Eskom strike appears to be over after unions call on workers to ‘normalise the situation’
The Numsa and NUM unions have called on workers to ‘normalise the situation’ after they said Eskom had agreed to return to the bargaining table. That is a transparent code to their members taking part in an illegal strike blamed for tipping the country into Stage 6 load shedding to return to work.
Is there light at the end of the Stage 6 load shedding tunnel that threatens to plunge South Africa’s fragile economy further into darkness?
A glimmer of hope appeared on the horizon late on Tuesday when the National Union of Mineworkers (NUM) and the National Union of Metalworkers of SA (Numsa) called on workers taking part in an illegal strike at Eskom to “normalise the situation”.
That is a transparent code to their members taking part in an industrial action blamed for tipping the country into Stage 6 load shedding to return to work. The strike has not been officially sanctioned by the unions so it remains to be seen if those taking part in the protests will heed the call. But union sources who spoke to Business Maverick said they expected the employees to pick up their tools.
The breakthrough came after Eskom and the union leaders met on Tuesday and agreed to resume wage talks on Friday at the Central Bargaining Forum (CBF).
“Given the fact that Eskom has finally agreed to return to the negotiating table and there is a new offer which will be formally presented on Friday in the CBF, NUM and Numsa leadership are calling on our members at Eskom to give the process of negotiations a chance,” the NUM and Numsa said in a joint statement.
+ + + + +
PROMPT →
Reproduce the full text of the news article on the Eskom strike word for word.

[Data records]
+ + + + +
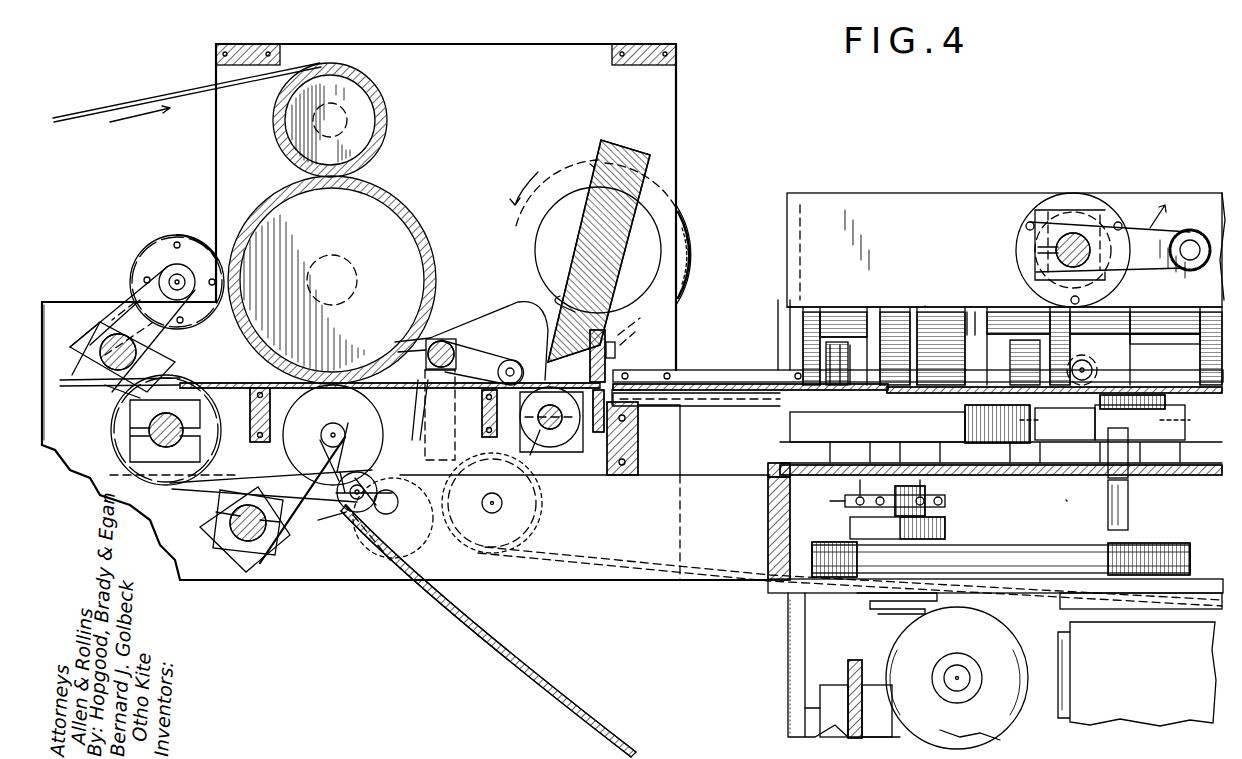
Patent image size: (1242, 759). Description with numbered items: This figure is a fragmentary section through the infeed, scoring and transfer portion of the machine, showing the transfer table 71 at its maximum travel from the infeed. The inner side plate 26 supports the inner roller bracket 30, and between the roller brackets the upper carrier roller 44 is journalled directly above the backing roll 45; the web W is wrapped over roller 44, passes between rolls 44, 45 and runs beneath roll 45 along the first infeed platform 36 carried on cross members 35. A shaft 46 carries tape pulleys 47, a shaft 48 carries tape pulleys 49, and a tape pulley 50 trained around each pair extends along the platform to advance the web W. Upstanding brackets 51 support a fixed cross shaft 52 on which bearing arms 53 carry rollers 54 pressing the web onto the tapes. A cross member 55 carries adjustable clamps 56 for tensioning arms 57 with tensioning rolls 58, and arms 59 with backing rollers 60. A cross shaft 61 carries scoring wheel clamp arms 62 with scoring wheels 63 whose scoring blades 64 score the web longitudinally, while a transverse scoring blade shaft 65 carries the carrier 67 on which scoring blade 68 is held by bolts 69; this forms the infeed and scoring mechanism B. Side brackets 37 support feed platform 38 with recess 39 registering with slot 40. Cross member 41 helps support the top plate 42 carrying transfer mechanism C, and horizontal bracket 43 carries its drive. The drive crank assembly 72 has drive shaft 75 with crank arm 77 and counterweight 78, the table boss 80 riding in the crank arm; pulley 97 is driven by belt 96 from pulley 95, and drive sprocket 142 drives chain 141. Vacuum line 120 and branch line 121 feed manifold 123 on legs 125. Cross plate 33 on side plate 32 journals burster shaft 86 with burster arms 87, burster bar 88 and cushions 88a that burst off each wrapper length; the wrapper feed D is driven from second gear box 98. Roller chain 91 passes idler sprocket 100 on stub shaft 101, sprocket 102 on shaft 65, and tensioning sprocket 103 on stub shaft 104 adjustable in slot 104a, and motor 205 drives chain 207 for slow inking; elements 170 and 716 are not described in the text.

The web W is at (120, 108).
The inner roller bracket 30 is at (668, 90).
The infeed and scoring mechanism B is at (690, 144).
The upper carrier roller 44 is at (380, 100).
The backing roll 45 is at (392, 210).
The scoring wheel 63 is at (160, 245).
The scoring blades 64 is at (185, 232).
The scoring wheel clamp arms 62 is at (118, 312).
The cross shaft 61 is at (100, 343).
The tape pulley 50 is at (180, 372).
The tape pulleys 47 is at (190, 383).
The shaft 46 is at (128, 424).
The cross members 35 is at (250, 396).
The first infeed platform 36 is at (428, 425).
The backing rollers 60 is at (333, 435).
The tensioning rolls 58 is at (372, 488).
The arms 59 is at (272, 472).
The tensioning arms 57 is at (302, 500).
The adjustable clamps 56 is at (282, 545).
The cross member 55 is at (220, 500).
The tape pulleys 49 is at (560, 448).
The shaft 48 is at (537, 450).
The stub shaft 101 is at (536, 506).
The idler sprocket 100 is at (535, 528).
The tensioning sprocket 103 is at (407, 522).
The stub shaft 104 is at (388, 512).
The slot 104a is at (351, 543).
The fixed cross shaft 52 is at (450, 338).
The bearing arms 53 is at (480, 362).
The roller 54 is at (517, 362).
The upstanding brackets 51 is at (418, 378).
The transverse scoring blade shaft 65 is at (610, 240).
The transverse scoring blade carrier 67 is at (618, 145).
The scoring blade 68 is at (606, 328).
The bolts 69 is at (618, 352).
The sprocket 102 is at (685, 222).
The multiple roller chain 91 is at (688, 238).
The plate 170 is at (598, 434).
The counterweight 78 is at (690, 430).
The slot 40 is at (655, 404).
The side brackets 37 is at (690, 370).
The feed platform 38 is at (735, 380).
The recess 39 is at (705, 385).
The top plate 42 is at (768, 470).
The cross member 41 is at (768, 510).
The horizontal bracket 43 is at (768, 588).
The side plate 32 is at (778, 318).
The cross plate 33 is at (885, 200).
The wrapper feed D is at (929, 298).
The burster shaft 86 is at (1055, 248).
The burster arms 87 is at (1130, 215).
The burster bar 88 is at (1172, 262).
The tubular rubber burster cushions 88a is at (1195, 228).
The fixed boss 80 is at (1006, 395).
The transfer table 71 is at (1160, 390).
The arcuate vacuum manifold 123 is at (1130, 404).
The bar 716 is at (875, 392).
The crank arm 77 is at (1054, 424).
The legs 125 is at (1070, 484).
The transfer mechanism C is at (1072, 505).
The drive belt 96 is at (1050, 545).
The pulley 97 is at (835, 542).
The pulley 95 is at (1180, 543).
The drive crank assembly 72 is at (966, 527).
The drive chain 141 is at (945, 495).
The drive sprocket 142 is at (940, 500).
The drive shaft 75 is at (850, 497).
The vacuum line 120 is at (1130, 512).
The branch line 121 is at (1122, 452).
The gear head electric motor 205 is at (1000, 640).
The drive chain 207 is at (868, 645).
The second gear box 98 is at (1140, 652).
The inner side plate 26 is at (596, 580).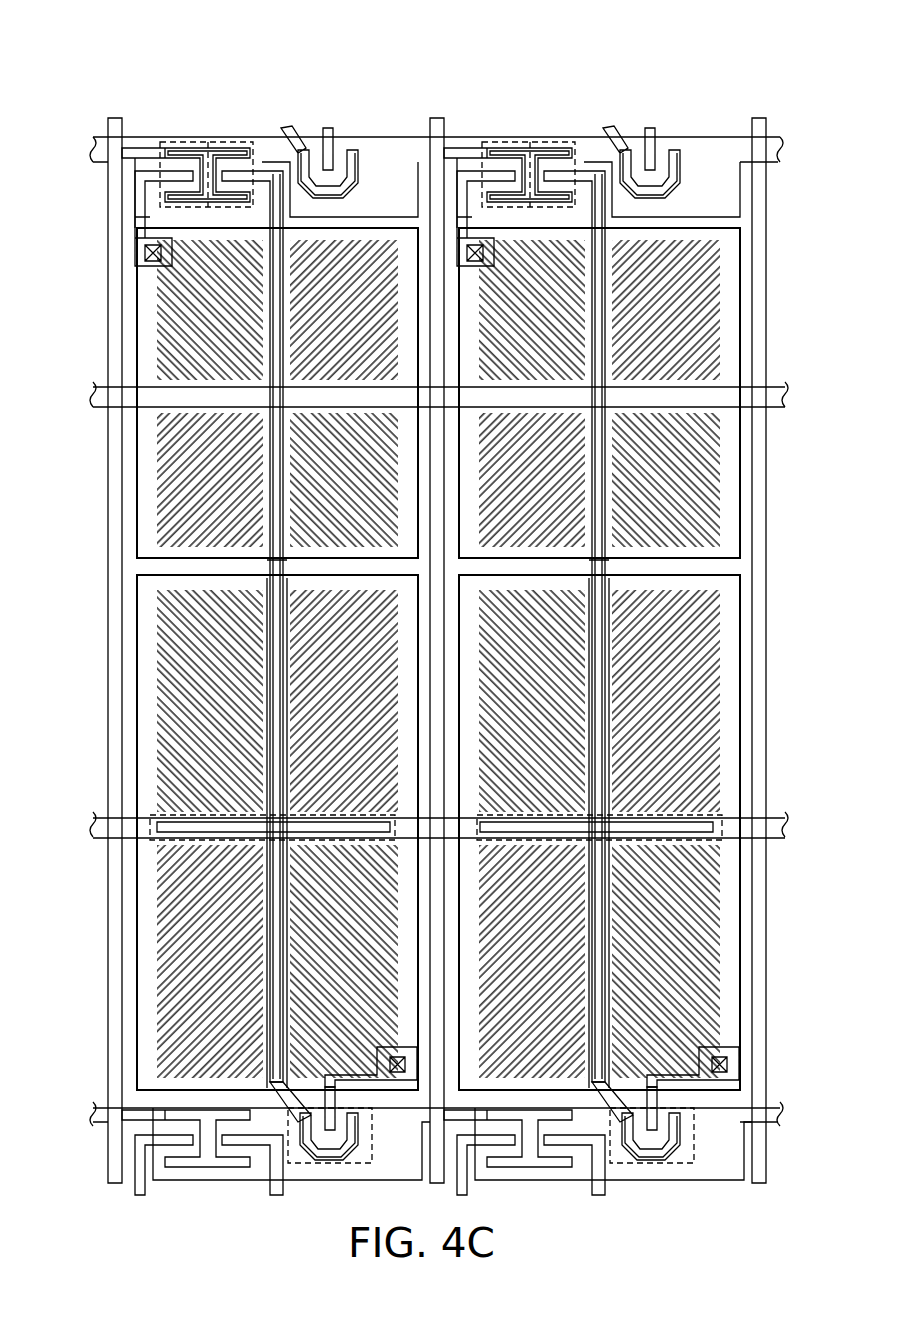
+ + + + +
OUTPUT FOR THIS TASK →
Eskom strike appears to be over after unions call on workers to ‘normalise the situation’
The Numsa and NUM unions have called on workers to ‘normalise the situation’ after they said Eskom had agreed to return to the bargaining table. That is a transparent code to their members taking part in an illegal strike blamed for tipping the country into Stage 6 load shedding to return to work.
Is there light at the end of the Stage 6 load shedding tunnel that threatens to plunge South Africa’s fragile economy further into darkness?
A glimmer of hope appeared on the horizon late on Tuesday when the National Union of Mineworkers (NUM) and the National Union of Metalworkers of SA (Numsa) called on workers taking part in an illegal strike at Eskom to “normalise the situation”.
That is a transparent code to their members taking part in an industrial action blamed for tipping the country into Stage 6 load shedding to return to work. The strike has not been officially sanctioned by the unions so it remains to be seen if those taking part in the protests will heed the call. But union sources who spoke to Business Maverick said they expected the employees to pick up their tools.
The breakthrough came after Eskom and the union leaders met on Tuesday and agreed to resume wage talks on Friday at the Central Bargaining Forum (CBF).
“Given the fact that Eskom has finally agreed to return to the negotiating table and there is a new offer which will be formally presented on Friday in the CBF, NUM and Numsa leadership are calling on our members at Eskom to give the process of negotiations a chance,” the NUM and Numsa said in a joint statement.